* **TEXT FOR ANALYSIS**
2012-05-29 Thread Mauricio Salatino
I'm in no way saying this:
  Let me see if I'm getting this right, What you mean is that there is no
way for the JPA persistence of Drools  JBPM to coexist in the same
knowledge session because of race conditions between them competing for
their shared resources? I'm afraid so.. :(

They can coexist. As you can see they are working together. If you take a
look at the underlying layers you will see that each operation that you run
against the session is wrapped in a transaction. That leads to your
architecture, If you have a single entry point for your session everything
will work correctly. You can achieve this by receiving all the operations
in a queue and then execute one after the other.
If you have multiple threads interacting with the session, you can
implement a retrying mechanism if the transaction gets rolled back and as
soon as the transaction win the right to commit it will work. It really
depends on the problem that you are trying to solve.

Cheers

On Tue, May 29, 2012 at 10:42 AM, Alberto R. Galdo arga...@gmail.comwrote:

Thanks Mauricio for your kind response, and kick, as usual ;-)

Sure, we see lots of rolled back transactions ... Everywhere!

Let me see if I'm getting this right, What you mean is that there is no
 way for the JPA persistence of Drools  JBPM to coexist in the same
 knowledge session because of race conditions between them competing for
 their shared resources? I'm afraid so.. :(

If it is so, Are there any plans for the integration of a shared JPA
 persistence management of both Drools  JBPM, wich may be the solution for
 this problem? ... Will we be better thinking to change our architecture
 ASAP?

 Greets,

 Alberto R. Galdo
 arga...@gmail.com



 On Tue, May 29, 2012 at 1:54 PM, Mauricio Salatino sala...@gmail.comwrote:

 Ok, so what is happening is that two or more threads are fighting for the
 resources, causing that two or more transactions wants to be completed, but
 just one can win. All the other must be retried. Are you seeing rolled back
 exceptions in your stack trace?
 My question to you is if you really need to handle everything in just one
 big persistent session. I've solved similar issues in the past using more
 than one session, for example one session to run business
 processes(persistent) and one or more for receiving and reacting to events.

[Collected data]
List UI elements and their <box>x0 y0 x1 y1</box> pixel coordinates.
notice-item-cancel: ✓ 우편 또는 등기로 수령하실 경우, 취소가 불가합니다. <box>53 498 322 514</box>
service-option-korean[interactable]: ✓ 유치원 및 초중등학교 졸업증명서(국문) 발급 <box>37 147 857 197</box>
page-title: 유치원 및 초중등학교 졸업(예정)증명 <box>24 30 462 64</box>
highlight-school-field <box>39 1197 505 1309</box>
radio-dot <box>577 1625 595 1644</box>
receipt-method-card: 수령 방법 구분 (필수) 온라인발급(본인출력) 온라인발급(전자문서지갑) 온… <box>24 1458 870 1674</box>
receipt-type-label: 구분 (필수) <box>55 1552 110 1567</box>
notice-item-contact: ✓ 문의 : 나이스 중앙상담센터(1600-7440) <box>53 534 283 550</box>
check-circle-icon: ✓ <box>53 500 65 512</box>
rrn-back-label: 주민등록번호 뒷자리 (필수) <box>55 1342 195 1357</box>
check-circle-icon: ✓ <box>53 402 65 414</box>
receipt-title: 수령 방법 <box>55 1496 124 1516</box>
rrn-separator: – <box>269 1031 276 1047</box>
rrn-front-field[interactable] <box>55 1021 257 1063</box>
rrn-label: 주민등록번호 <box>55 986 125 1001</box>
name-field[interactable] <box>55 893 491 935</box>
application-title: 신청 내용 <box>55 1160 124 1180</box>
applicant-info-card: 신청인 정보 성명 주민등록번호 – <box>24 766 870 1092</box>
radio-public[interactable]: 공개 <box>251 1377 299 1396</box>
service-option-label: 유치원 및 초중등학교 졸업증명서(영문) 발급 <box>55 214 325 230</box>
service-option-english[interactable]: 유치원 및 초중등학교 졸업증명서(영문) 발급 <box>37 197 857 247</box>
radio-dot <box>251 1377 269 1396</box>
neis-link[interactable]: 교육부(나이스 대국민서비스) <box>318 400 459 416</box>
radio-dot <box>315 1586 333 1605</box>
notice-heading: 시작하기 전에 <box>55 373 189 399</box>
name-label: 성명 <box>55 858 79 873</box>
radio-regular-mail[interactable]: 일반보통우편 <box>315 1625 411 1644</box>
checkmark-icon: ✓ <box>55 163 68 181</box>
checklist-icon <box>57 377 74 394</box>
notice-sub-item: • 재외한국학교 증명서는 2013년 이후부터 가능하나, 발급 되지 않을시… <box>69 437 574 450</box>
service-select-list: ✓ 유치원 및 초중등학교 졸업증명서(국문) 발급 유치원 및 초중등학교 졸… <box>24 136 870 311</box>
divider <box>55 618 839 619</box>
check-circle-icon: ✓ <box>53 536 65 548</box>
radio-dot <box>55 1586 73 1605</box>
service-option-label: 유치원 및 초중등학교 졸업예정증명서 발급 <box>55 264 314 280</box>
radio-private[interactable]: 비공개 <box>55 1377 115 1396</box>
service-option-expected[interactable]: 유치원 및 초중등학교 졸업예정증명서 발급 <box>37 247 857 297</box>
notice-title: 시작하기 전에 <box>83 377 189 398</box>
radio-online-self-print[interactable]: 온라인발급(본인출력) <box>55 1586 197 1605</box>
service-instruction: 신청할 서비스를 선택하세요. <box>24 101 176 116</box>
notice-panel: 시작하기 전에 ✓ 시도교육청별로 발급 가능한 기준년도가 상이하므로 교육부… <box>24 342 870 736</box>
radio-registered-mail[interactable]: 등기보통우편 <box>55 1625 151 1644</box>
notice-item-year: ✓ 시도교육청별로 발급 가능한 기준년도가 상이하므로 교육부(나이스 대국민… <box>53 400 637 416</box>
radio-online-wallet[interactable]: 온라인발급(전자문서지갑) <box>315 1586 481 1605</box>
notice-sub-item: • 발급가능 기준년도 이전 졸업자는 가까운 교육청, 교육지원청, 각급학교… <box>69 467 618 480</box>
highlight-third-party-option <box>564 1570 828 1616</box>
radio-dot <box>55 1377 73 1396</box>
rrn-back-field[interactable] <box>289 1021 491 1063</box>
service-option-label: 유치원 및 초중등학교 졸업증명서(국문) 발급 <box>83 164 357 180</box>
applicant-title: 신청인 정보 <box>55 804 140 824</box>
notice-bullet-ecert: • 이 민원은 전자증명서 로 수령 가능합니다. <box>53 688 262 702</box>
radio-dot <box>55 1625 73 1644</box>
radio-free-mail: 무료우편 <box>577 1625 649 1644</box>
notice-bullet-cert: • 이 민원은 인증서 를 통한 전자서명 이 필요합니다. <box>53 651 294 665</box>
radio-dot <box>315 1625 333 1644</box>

* **GOAL OF THE EXERCISE**
In the Drools and jBPM email thread, copy the passage that opens with the words containing "On Tue, May 29, 2012 at 1:54" and closes with "your stack trace?", swapping "threads" for "workers" throughout.

* **OUTPUT**
On Tue, May 29, 2012 at 1:54 PM, Mauricio Salatino sala...@gmail.comwrote:

 Ok, so what is happening is that two or more workers are fighting for the
 resources, causing that two or more transactions wants to be completed, but
 just one can win. All the other must be retried. Are you seeing rolled back
 exceptions in your stack trace?